• [WHAT THE EXERCISE ASKS] Return the records exactly as they are.

• [Figure content listings]

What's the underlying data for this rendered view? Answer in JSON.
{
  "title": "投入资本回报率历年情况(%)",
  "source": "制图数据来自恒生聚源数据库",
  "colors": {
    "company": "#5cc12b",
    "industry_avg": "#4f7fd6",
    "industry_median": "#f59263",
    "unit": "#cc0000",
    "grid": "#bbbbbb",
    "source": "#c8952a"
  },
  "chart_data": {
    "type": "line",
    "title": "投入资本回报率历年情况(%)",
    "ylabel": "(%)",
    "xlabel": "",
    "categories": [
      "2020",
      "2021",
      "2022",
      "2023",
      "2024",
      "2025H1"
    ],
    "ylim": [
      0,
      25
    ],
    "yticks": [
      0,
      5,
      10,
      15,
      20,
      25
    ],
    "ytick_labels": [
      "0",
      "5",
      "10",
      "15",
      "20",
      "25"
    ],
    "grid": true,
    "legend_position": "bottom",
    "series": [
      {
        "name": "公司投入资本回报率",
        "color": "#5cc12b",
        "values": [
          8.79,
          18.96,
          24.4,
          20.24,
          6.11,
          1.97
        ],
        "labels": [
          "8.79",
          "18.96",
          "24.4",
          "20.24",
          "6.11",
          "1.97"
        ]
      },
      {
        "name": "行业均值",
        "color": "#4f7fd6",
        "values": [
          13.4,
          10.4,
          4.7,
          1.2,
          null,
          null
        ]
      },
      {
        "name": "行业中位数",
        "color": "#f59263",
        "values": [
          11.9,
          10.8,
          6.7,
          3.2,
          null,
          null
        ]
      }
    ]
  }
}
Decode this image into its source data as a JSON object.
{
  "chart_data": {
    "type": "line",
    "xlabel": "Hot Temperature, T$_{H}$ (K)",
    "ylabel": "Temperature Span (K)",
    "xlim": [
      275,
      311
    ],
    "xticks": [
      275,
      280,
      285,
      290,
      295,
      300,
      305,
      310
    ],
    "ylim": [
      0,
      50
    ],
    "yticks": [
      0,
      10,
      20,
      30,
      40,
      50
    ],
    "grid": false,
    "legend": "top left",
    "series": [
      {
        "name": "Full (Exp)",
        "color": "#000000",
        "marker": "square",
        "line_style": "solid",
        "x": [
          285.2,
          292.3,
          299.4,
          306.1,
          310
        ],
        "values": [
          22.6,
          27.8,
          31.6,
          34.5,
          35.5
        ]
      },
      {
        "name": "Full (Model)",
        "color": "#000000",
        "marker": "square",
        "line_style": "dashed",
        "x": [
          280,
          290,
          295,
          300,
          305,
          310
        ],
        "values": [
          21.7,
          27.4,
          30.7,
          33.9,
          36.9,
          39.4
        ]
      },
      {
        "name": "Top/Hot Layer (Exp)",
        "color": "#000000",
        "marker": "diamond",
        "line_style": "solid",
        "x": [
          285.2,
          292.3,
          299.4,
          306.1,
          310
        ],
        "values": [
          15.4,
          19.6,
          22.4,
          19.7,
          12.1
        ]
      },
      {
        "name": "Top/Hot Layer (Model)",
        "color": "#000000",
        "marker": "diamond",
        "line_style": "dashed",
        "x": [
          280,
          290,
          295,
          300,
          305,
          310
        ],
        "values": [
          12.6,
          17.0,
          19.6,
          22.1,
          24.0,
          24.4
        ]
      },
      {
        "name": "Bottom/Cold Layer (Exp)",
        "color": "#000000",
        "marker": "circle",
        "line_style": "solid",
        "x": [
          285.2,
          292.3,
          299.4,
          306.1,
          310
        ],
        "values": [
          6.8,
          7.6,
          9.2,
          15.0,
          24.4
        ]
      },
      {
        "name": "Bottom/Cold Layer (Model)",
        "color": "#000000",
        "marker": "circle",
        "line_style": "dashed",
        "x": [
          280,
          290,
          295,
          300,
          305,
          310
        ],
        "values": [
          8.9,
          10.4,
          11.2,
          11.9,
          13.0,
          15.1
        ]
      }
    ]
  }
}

• [REPLY]
What's the underlying data for this rendered view? Answer in JSON.
{
  "title": "投入资本回报率历年情况(%)",
  "source": "制图数据来自恒生聚源数据库",
  "colors": {
    "company": "#5cc12b",
    "industry_avg": "#4f7fd6",
    "industry_median": "#f59263",
    "unit": "#cc0000",
    "grid": "#bbbbbb",
    "source": "#c8952a"
  },
  "chart_data": {
    "type": "line",
    "title": "投入资本回报率历年情况(%)",
    "ylabel": "(%)",
    "xlabel": "",
    "categories": [
      "2020",
      "2021",
      "2022",
      "2023",
      "2024",
      "2025H1"
    ],
    "ylim": [
      0,
      25
    ],
    "yticks": [
      0,
      5,
      10,
      15,
      20,
      25
    ],
    "ytick_labels": [
      "0",
      "5",
      "10",
      "15",
      "20",
      "25"
    ],
    "grid": true,
    "legend_position": "bottom",
    "series": [
      {
        "name": "公司投入资本回报率",
        "color": "#5cc12b",
        "values": [
          8.79,
          18.96,
          24.4,
          20.24,
          6.11,
          1.97
        ],
        "labels": [
          "8.79",
          "18.96",
          "24.4",
          "20.24",
          "6.11",
          "1.97"
        ]
      },
      {
        "name": "行业均值",
        "color": "#4f7fd6",
        "values": [
          13.4,
          10.4,
          4.7,
          1.2,
          null,
          null
        ]
      },
      {
        "name": "行业中位数",
        "color": "#f59263",
        "values": [
          11.9,
          10.8,
          6.7,
          3.2,
          null,
          null
        ]
      }
    ]
  }
}
Decode this image into its source data as a JSON object.
{
  "chart_data": {
    "type": "line",
    "xlabel": "Hot Temperature, T$_{H}$ (K)",
    "ylabel": "Temperature Span (K)",
    "xlim": [
      275,
      311
    ],
    "xticks": [
      275,
      280,
      285,
      290,
      295,
      300,
      305,
      310
    ],
    "ylim": [
      0,
      50
    ],
    "yticks": [
      0,
      10,
      20,
      30,
      40,
      50
    ],
    "grid": false,
    "legend": "top left",
    "series": [
      {
        "name": "Full (Exp)",
        "color": "#000000",
        "marker": "square",
        "line_style": "solid",
        "x": [
          285.2,
          292.3,
          299.4,
          306.1,
          310
        ],
        "values": [
          22.6,
          27.8,
          31.6,
          34.5,
          35.5
        ]
      },
      {
        "name": "Full (Model)",
        "color": "#000000",
        "marker": "square",
        "line_style": "dashed",
        "x": [
          280,
          290,
          295,
          300,
          305,
          310
        ],
        "values": [
          21.7,
          27.4,
          30.7,
          33.9,
          36.9,
          39.4
        ]
      },
      {
        "name": "Top/Hot Layer (Exp)",
        "color": "#000000",
        "marker": "diamond",
        "line_style": "solid",
        "x": [
          285.2,
          292.3,
          299.4,
          306.1,
          310
        ],
        "values": [
          15.4,
          19.6,
          22.4,
          19.7,
          12.1
        ]
      },
      {
        "name": "Top/Hot Layer (Model)",
        "color": "#000000",
        "marker": "diamond",
        "line_style": "dashed",
        "x": [
          280,
          290,
          295,
          300,
          305,
          310
        ],
        "values": [
          12.6,
          17.0,
          19.6,
          22.1,
          24.0,
          24.4
        ]
      },
      {
        "name": "Bottom/Cold Layer (Exp)",
        "color": "#000000",
        "marker": "circle",
        "line_style": "solid",
        "x": [
          285.2,
          292.3,
          299.4,
          306.1,
          310
        ],
        "values": [
          6.8,
          7.6,
          9.2,
          15.0,
          24.4
        ]
      },
      {
        "name": "Bottom/Cold Layer (Model)",
        "color": "#000000",
        "marker": "circle",
        "line_style": "dashed",
        "x": [
          280,
          290,
          295,
          300,
          305,
          310
        ],
        "values": [
          8.9,
          10.4,
          11.2,
          11.9,
          13.0,
          15.1
        ]
      }
    ]
  }
}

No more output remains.